### Task details
Print the entries verbatim, leaving out the images they contain.

>> start

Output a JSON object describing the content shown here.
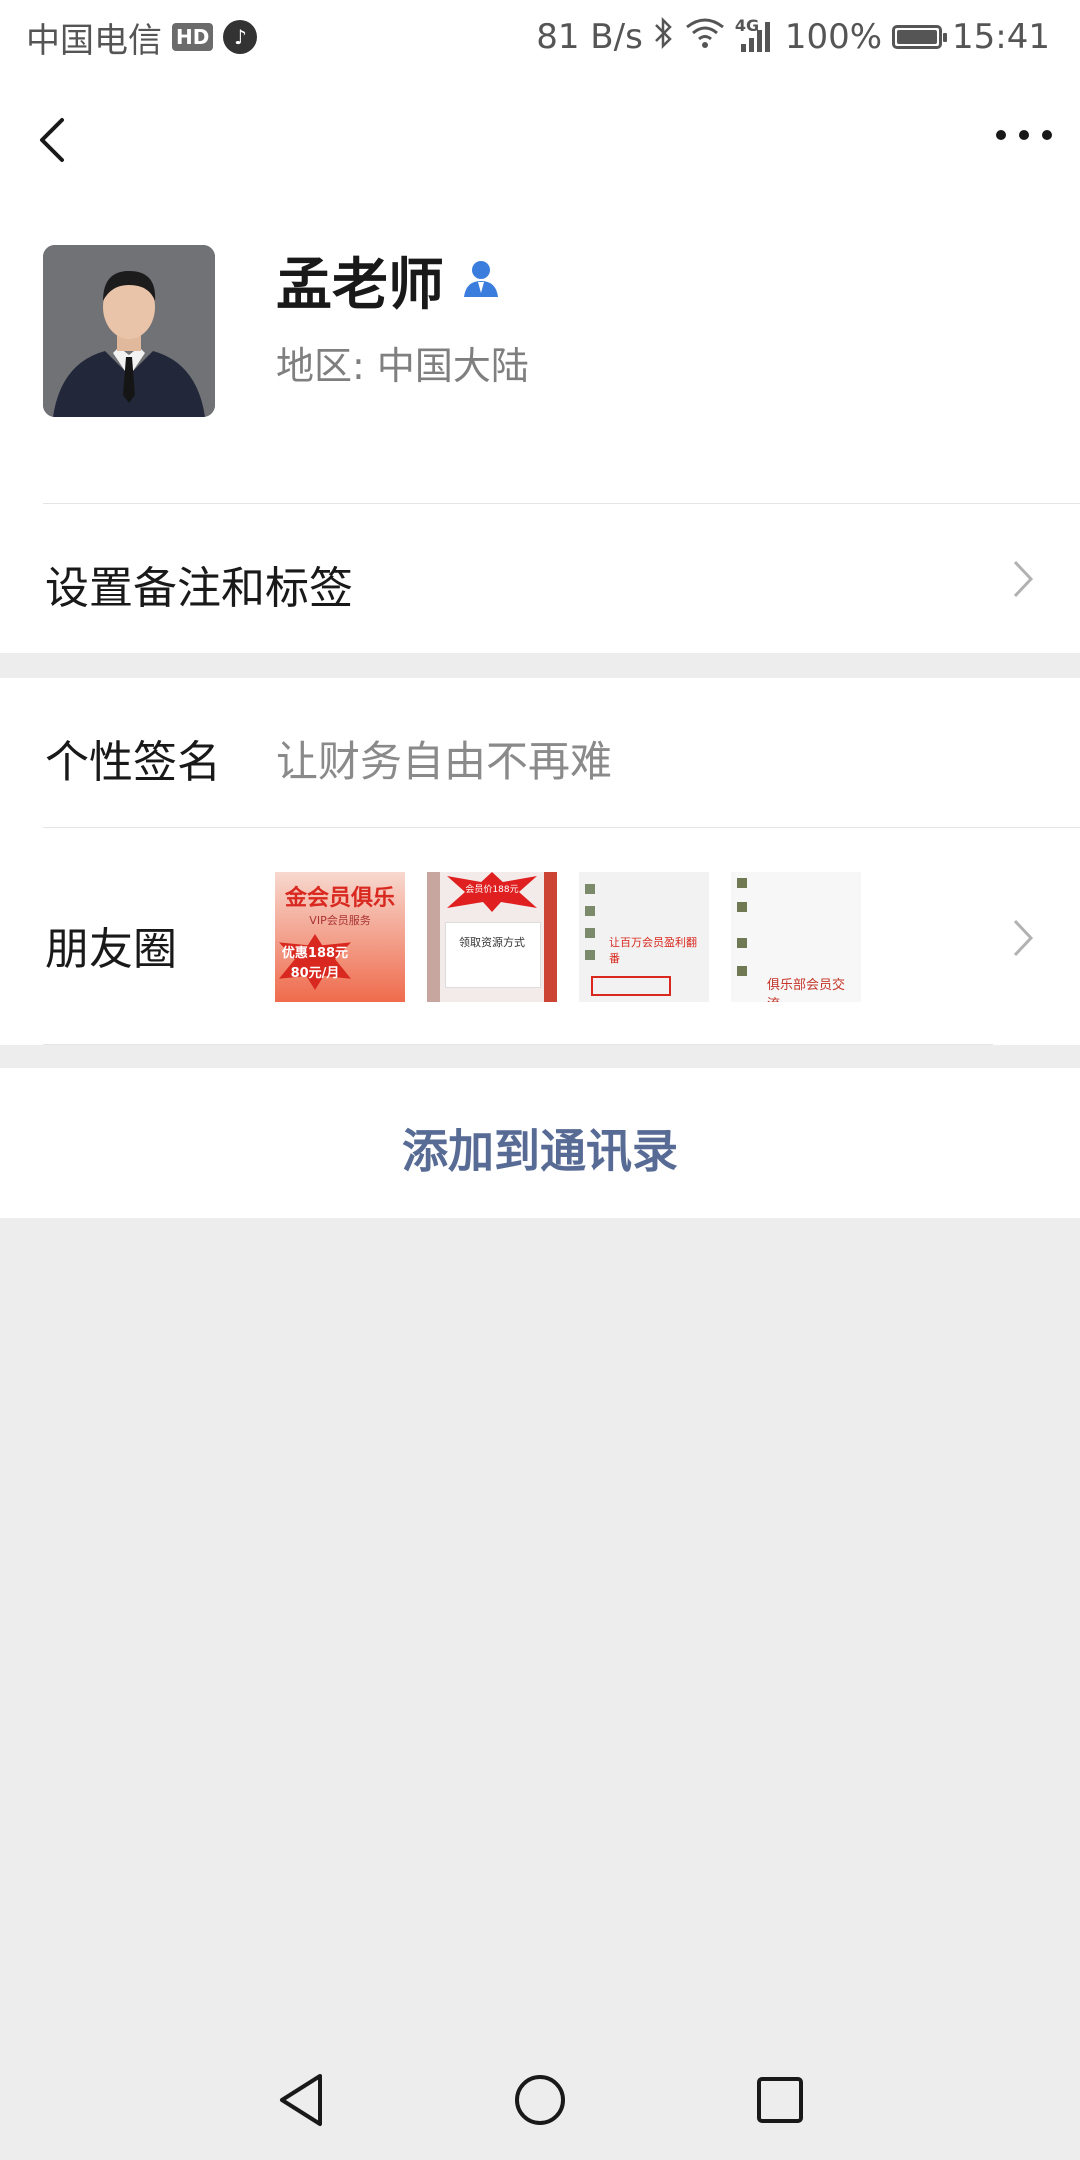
{
  "status_bar": {
    "carrier": "中国电信",
    "hd_badge": "HD",
    "net_speed": "81 B/s",
    "network_type": "4G",
    "battery": "100%",
    "time": "15:41"
  },
  "profile": {
    "name": "孟老师",
    "region": "地区: 中国大陆"
  },
  "rows": {
    "remark_label": "设置备注和标签",
    "signature_label": "个性签名",
    "signature_value": "让财务自由不再难",
    "moments_label": "朋友圈",
    "moments_thumbs": [
      {
        "caption": "金会员俱乐",
        "sub1": "优惠188元",
        "sub2": "80元/月",
        "vip": "VIP会员服务"
      },
      {
        "caption": "领取资源方式",
        "badge": "会员价188元"
      },
      {
        "caption": "让百万会员盈利翻番"
      },
      {
        "caption": "俱乐部会员交流"
      }
    ]
  },
  "actions": {
    "add_contact": "添加到通讯录"
  },
  "colors": {
    "link_blue": "#576b95",
    "page_bg": "#ededed",
    "verified_icon": "#3b7ddd"
  }
}
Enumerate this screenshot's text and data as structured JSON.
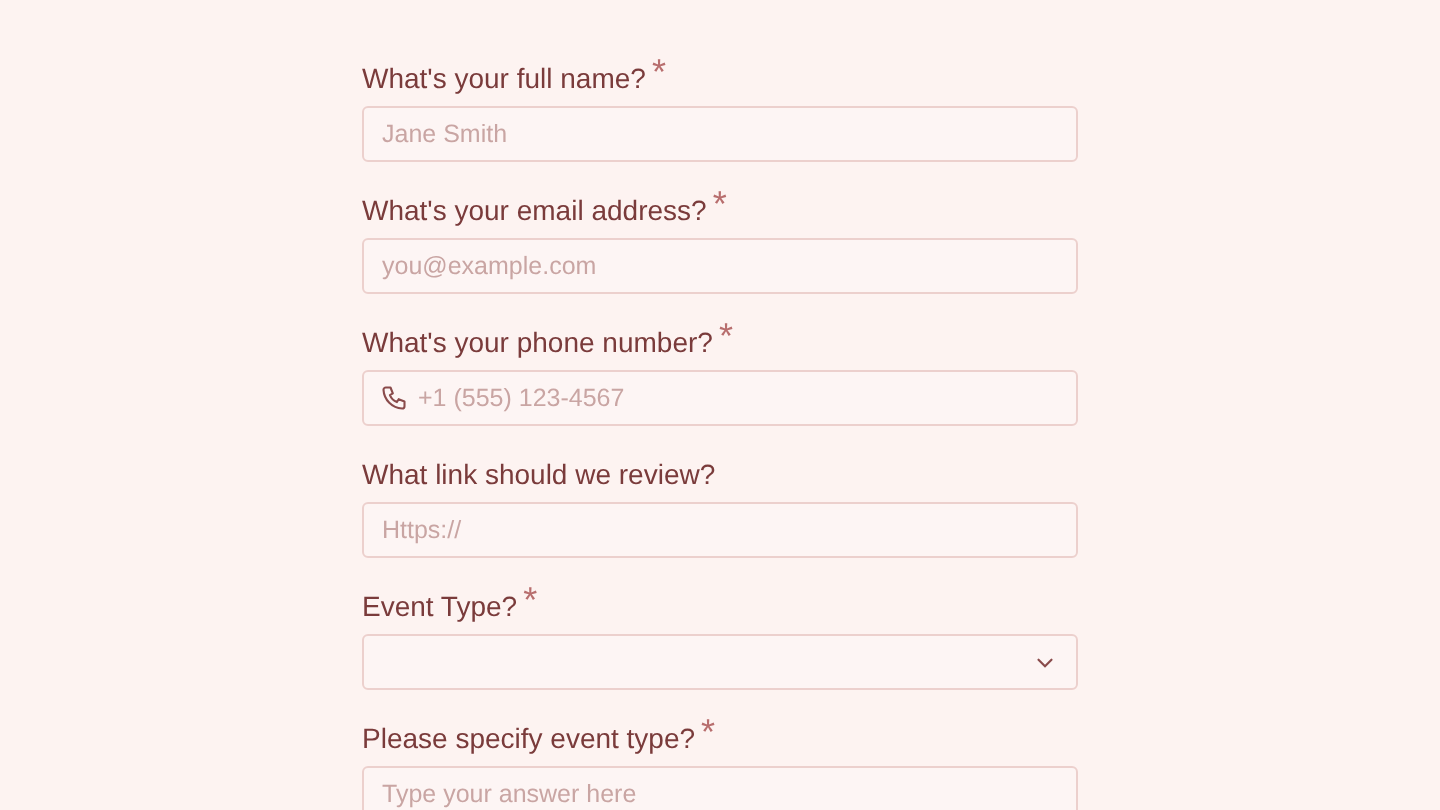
{
  "fields": [
    {
      "kind": "text",
      "label": "What's your full name?",
      "required_mark": "*",
      "placeholder": "Jane Smith"
    },
    {
      "kind": "text",
      "label": "What's your email address?",
      "required_mark": "*",
      "placeholder": "you@example.com"
    },
    {
      "kind": "phone",
      "label": "What's your phone number?",
      "required_mark": "*",
      "placeholder": "+1 (555) 123-4567"
    },
    {
      "kind": "text",
      "label": "What link should we review?",
      "placeholder": "Https://"
    },
    {
      "kind": "select",
      "label": "Event Type?",
      "required_mark": "*"
    },
    {
      "kind": "text",
      "label": "Please specify event type?",
      "required_mark": "*",
      "placeholder": "Type your answer here"
    }
  ]
}
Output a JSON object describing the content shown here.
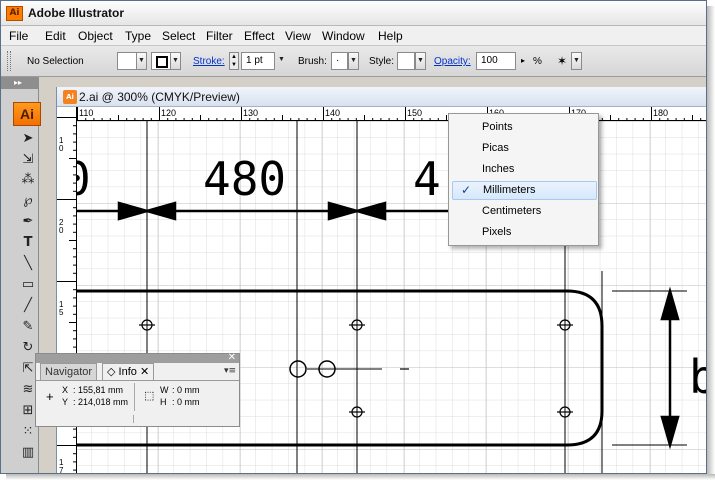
{
  "window": {
    "app_icon": "Ai",
    "title": "Adobe Illustrator"
  },
  "menus": [
    "File",
    "Edit",
    "Object",
    "Type",
    "Select",
    "Filter",
    "Effect",
    "View",
    "Window",
    "Help"
  ],
  "control_bar": {
    "selection_status": "No Selection",
    "stroke_label": "Stroke:",
    "stroke_weight": "1 pt",
    "brush_label": "Brush:",
    "brush_value": "·",
    "style_label": "Style:",
    "opacity_label": "Opacity:",
    "opacity_value": "100",
    "opacity_arrow": "▸",
    "percent": "%"
  },
  "tools_panel": {
    "badge": "Ai",
    "collapse_glyph": "▸▸"
  },
  "document": {
    "tab_icon": "Ai",
    "title": "2.ai @ 300% (CMYK/Preview)"
  },
  "ruler": {
    "h_ticks": [
      "110",
      "120",
      "130",
      "140",
      "150",
      "160",
      "170",
      "180"
    ],
    "v_labels": [
      "1\n0",
      "2\n0",
      "1\n5",
      "1\n7\n0"
    ]
  },
  "drawing": {
    "dim_left": "0",
    "dim_center": "480",
    "dim_right": "4",
    "dim_edge": "b"
  },
  "units_menu": {
    "items": [
      "Points",
      "Picas",
      "Inches",
      "Millimeters",
      "Centimeters",
      "Pixels"
    ],
    "selected": "Millimeters",
    "checkmark": "✓"
  },
  "info_panel": {
    "tabs": [
      "Navigator",
      "Info"
    ],
    "active_tab": "Info",
    "x_label": "X",
    "x_value": ": 155,81 mm",
    "y_label": "Y",
    "y_value": ": 214,018 mm",
    "w_label": "W",
    "w_value": ": 0 mm",
    "h_label": "H",
    "h_value": ": 0 mm"
  },
  "colors": {
    "accent_orange": "#f58220",
    "menu_highlight": "#d6e8fb",
    "grid": "#cfcfcf"
  }
}
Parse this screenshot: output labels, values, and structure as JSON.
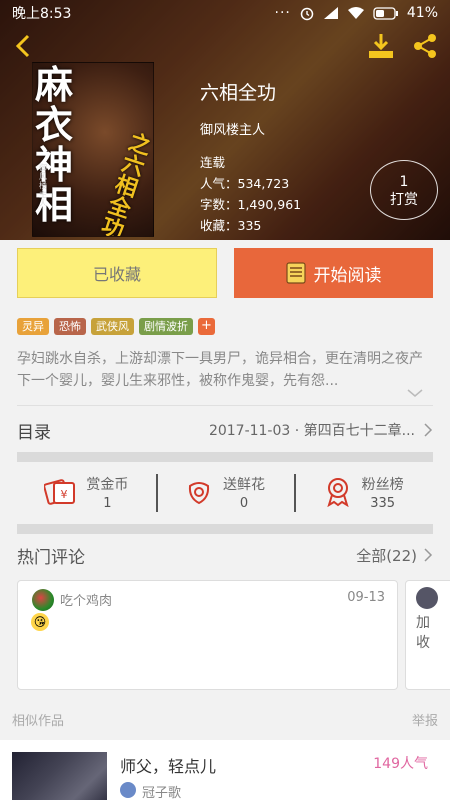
{
  "status_bar": {
    "time": "晚上8:53",
    "dots": "···",
    "battery": "41%"
  },
  "book": {
    "cover_title": "麻衣神相",
    "cover_subtitle": "之六相全功",
    "cover_author": "御风楼主人",
    "title": "六相全功",
    "author": "御风楼主人",
    "status": "连载",
    "popularity": "人气：534,723",
    "word_count": "字数：1,490,961",
    "collections": "收藏：335"
  },
  "tip": {
    "count": "1",
    "label": "打赏"
  },
  "actions": {
    "collected_label": "已收藏",
    "read_label": "开始阅读"
  },
  "tags": [
    {
      "label": "灵异",
      "color": "#e8a23a"
    },
    {
      "label": "恐怖",
      "color": "#b8654a"
    },
    {
      "label": "武侠风",
      "color": "#c7a23a"
    },
    {
      "label": "剧情波折",
      "color": "#7a9e4a"
    }
  ],
  "tag_plus": "+",
  "summary": "孕妇跳水自杀，上游却漂下一具男尸，诡异相合，更在清明之夜产下一个婴儿，婴儿生来邪性，被称作鬼婴，先有怨...",
  "toc": {
    "label": "目录",
    "latest": "2017-11-03 · 第四百七十二章..."
  },
  "stats": [
    {
      "label": "赏金币",
      "value": "1"
    },
    {
      "label": "送鲜花",
      "value": "0"
    },
    {
      "label": "粉丝榜",
      "value": "335"
    }
  ],
  "comments": {
    "title": "热门评论",
    "all_label": "全部(22)",
    "items": [
      {
        "user": "吃个鸡肉",
        "date": "09-13",
        "emoji": "😘"
      }
    ],
    "partial_text": "加收"
  },
  "similar": {
    "label": "相似作品",
    "report": "举报",
    "items": [
      {
        "title": "师父，轻点儿",
        "popularity": "149人气",
        "author": "冠子歌"
      }
    ]
  },
  "colors": {
    "accent": "#e8673b",
    "collected_bg": "#fdf07a",
    "popularity": "#e066a0"
  }
}
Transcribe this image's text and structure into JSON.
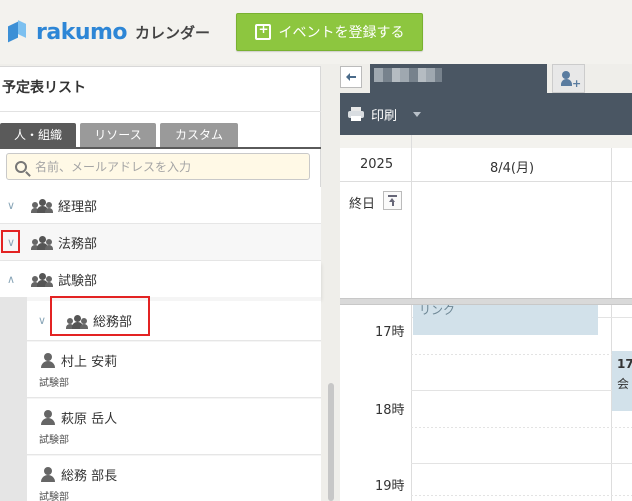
{
  "header": {
    "logo_text": "rakumo",
    "logo_sub": "カレンダー",
    "register_button": "イベントを登録する"
  },
  "sidebar": {
    "title": "予定表リスト",
    "tabs": [
      "人・組織",
      "リソース",
      "カスタム"
    ],
    "active_tab": 0,
    "search_placeholder": "名前、メールアドレスを入力",
    "groups": [
      {
        "label": "経理部",
        "expanded": false
      },
      {
        "label": "法務部",
        "expanded": false,
        "highlighted": true
      },
      {
        "label": "試験部",
        "expanded": true
      }
    ],
    "subgroup": {
      "label": "総務部",
      "highlighted": true
    },
    "members": [
      {
        "name": "村上 安莉",
        "dept": "試験部"
      },
      {
        "name": "萩原 岳人",
        "dept": "試験部"
      },
      {
        "name": "総務 部長",
        "dept": "試験部"
      }
    ]
  },
  "calendar": {
    "print_label": "印刷",
    "year": "2025",
    "date": "8/4(月)",
    "allday_label": "終日",
    "hours": [
      "17時",
      "18時",
      "19時"
    ],
    "events": [
      {
        "text": "リンク"
      },
      {
        "line1": "17",
        "line2": "会"
      }
    ]
  }
}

>> end

### Completed exercise
Output a JSON object describing the content shown here.
{
  "status_bar": {
    "carrier": "中国电信",
    "hd_badge": "HD",
    "net_speed": "81 B/s",
    "network_type": "4G",
    "battery": "100%",
    "time": "15:41"
  },
  "profile": {
    "name": "孟老师",
    "region": "地区: 中国大陆"
  },
  "rows": {
    "remark_label": "设置备注和标签",
    "signature_label": "个性签名",
    "signature_value": "让财务自由不再难",
    "moments_label": "朋友圈",
    "moments_thumbs": [
      {
        "caption": "金会员俱乐",
        "sub1": "优惠188元",
        "sub2": "80元/月",
        "vip": "VIP会员服务"
      },
      {
        "caption": "领取资源方式",
        "badge": "会员价188元"
      },
      {
        "caption": "让百万会员盈利翻番"
      },
      {
        "caption": "俱乐部会员交流"
      }
    ]
  },
  "actions": {
    "add_contact": "添加到通讯录"
  },
  "colors": {
    "link_blue": "#576b95",
    "page_bg": "#ededed",
    "verified_icon": "#3b7ddd"
  }
}
Enumerate this screenshot's text and data as structured JSON.
{
  "fields": [
    {
      "kind": "text",
      "label": "What's your full name?",
      "required_mark": "*",
      "placeholder": "Jane Smith"
    },
    {
      "kind": "text",
      "label": "What's your email address?",
      "required_mark": "*",
      "placeholder": "you@example.com"
    },
    {
      "kind": "phone",
      "label": "What's your phone number?",
      "required_mark": "*",
      "placeholder": "+1 (555) 123-4567"
    },
    {
      "kind": "text",
      "label": "What link should we review?",
      "placeholder": "Https://"
    },
    {
      "kind": "select",
      "label": "Event Type?",
      "required_mark": "*"
    },
    {
      "kind": "text",
      "label": "Please specify event type?",
      "required_mark": "*",
      "placeholder": "Type your answer here"
    }
  ]
}
Output a JSON object describing the content shown here.
{
  "window": {
    "app_icon": "Ai",
    "title": "Adobe Illustrator"
  },
  "menus": [
    "File",
    "Edit",
    "Object",
    "Type",
    "Select",
    "Filter",
    "Effect",
    "View",
    "Window",
    "Help"
  ],
  "control_bar": {
    "selection_status": "No Selection",
    "stroke_label": "Stroke:",
    "stroke_weight": "1 pt",
    "brush_label": "Brush:",
    "brush_value": "·",
    "style_label": "Style:",
    "opacity_label": "Opacity:",
    "opacity_value": "100",
    "opacity_arrow": "▸",
    "percent": "%"
  },
  "tools_panel": {
    "badge": "Ai",
    "collapse_glyph": "▸▸"
  },
  "document": {
    "tab_icon": "Ai",
    "title": "2.ai @ 300% (CMYK/Preview)"
  },
  "ruler": {
    "h_ticks": [
      "110",
      "120",
      "130",
      "140",
      "150",
      "160",
      "170",
      "180"
    ],
    "v_labels": [
      "1\n0",
      "2\n0",
      "1\n5",
      "1\n7\n0"
    ]
  },
  "drawing": {
    "dim_left": "0",
    "dim_center": "480",
    "dim_right": "4",
    "dim_edge": "b"
  },
  "units_menu": {
    "items": [
      "Points",
      "Picas",
      "Inches",
      "Millimeters",
      "Centimeters",
      "Pixels"
    ],
    "selected": "Millimeters",
    "checkmark": "✓"
  },
  "info_panel": {
    "tabs": [
      "Navigator",
      "Info"
    ],
    "active_tab": "Info",
    "x_label": "X",
    "x_value": ": 155,81 mm",
    "y_label": "Y",
    "y_value": ": 214,018 mm",
    "w_label": "W",
    "w_value": ": 0 mm",
    "h_label": "H",
    "h_value": ": 0 mm"
  },
  "colors": {
    "accent_orange": "#f58220",
    "menu_highlight": "#d6e8fb",
    "grid": "#cfcfcf"
  }
}
Parse this screenshot: output labels, values, and structure as JSON.
{
  "status_bar": {
    "time": "晚上8:53",
    "dots": "···",
    "battery": "41%"
  },
  "book": {
    "cover_title": "麻衣神相",
    "cover_subtitle": "之六相全功",
    "cover_author": "御风楼主人",
    "title": "六相全功",
    "author": "御风楼主人",
    "status": "连载",
    "popularity": "人气：534,723",
    "word_count": "字数：1,490,961",
    "collections": "收藏：335"
  },
  "tip": {
    "count": "1",
    "label": "打赏"
  },
  "actions": {
    "collected_label": "已收藏",
    "read_label": "开始阅读"
  },
  "tags": [
    {
      "label": "灵异",
      "color": "#e8a23a"
    },
    {
      "label": "恐怖",
      "color": "#b8654a"
    },
    {
      "label": "武侠风",
      "color": "#c7a23a"
    },
    {
      "label": "剧情波折",
      "color": "#7a9e4a"
    }
  ],
  "tag_plus": "+",
  "summary": "孕妇跳水自杀，上游却漂下一具男尸，诡异相合，更在清明之夜产下一个婴儿，婴儿生来邪性，被称作鬼婴，先有怨...",
  "toc": {
    "label": "目录",
    "latest": "2017-11-03 · 第四百七十二章..."
  },
  "stats": [
    {
      "label": "赏金币",
      "value": "1"
    },
    {
      "label": "送鲜花",
      "value": "0"
    },
    {
      "label": "粉丝榜",
      "value": "335"
    }
  ],
  "comments": {
    "title": "热门评论",
    "all_label": "全部(22)",
    "items": [
      {
        "user": "吃个鸡肉",
        "date": "09-13",
        "emoji": "😘"
      }
    ],
    "partial_text": "加收"
  },
  "similar": {
    "label": "相似作品",
    "report": "举报",
    "items": [
      {
        "title": "师父，轻点儿",
        "popularity": "149人气",
        "author": "冠子歌"
      }
    ]
  },
  "colors": {
    "accent": "#e8673b",
    "collected_bg": "#fdf07a",
    "popularity": "#e066a0"
  }
}
Transcribe this image's text and structure into JSON.
{
  "header": {
    "logo_text": "rakumo",
    "logo_sub": "カレンダー",
    "register_button": "イベントを登録する"
  },
  "sidebar": {
    "title": "予定表リスト",
    "tabs": [
      "人・組織",
      "リソース",
      "カスタム"
    ],
    "active_tab": 0,
    "search_placeholder": "名前、メールアドレスを入力",
    "groups": [
      {
        "label": "経理部",
        "expanded": false
      },
      {
        "label": "法務部",
        "expanded": false,
        "highlighted": true
      },
      {
        "label": "試験部",
        "expanded": true
      }
    ],
    "subgroup": {
      "label": "総務部",
      "highlighted": true
    },
    "members": [
      {
        "name": "村上 安莉",
        "dept": "試験部"
      },
      {
        "name": "萩原 岳人",
        "dept": "試験部"
      },
      {
        "name": "総務 部長",
        "dept": "試験部"
      }
    ]
  },
  "calendar": {
    "print_label": "印刷",
    "year": "2025",
    "date": "8/4(月)",
    "allday_label": "終日",
    "hours": [
      "17時",
      "18時",
      "19時"
    ],
    "events": [
      {
        "text": "リンク"
      },
      {
        "line1": "17",
        "line2": "会"
      }
    ]
  }
}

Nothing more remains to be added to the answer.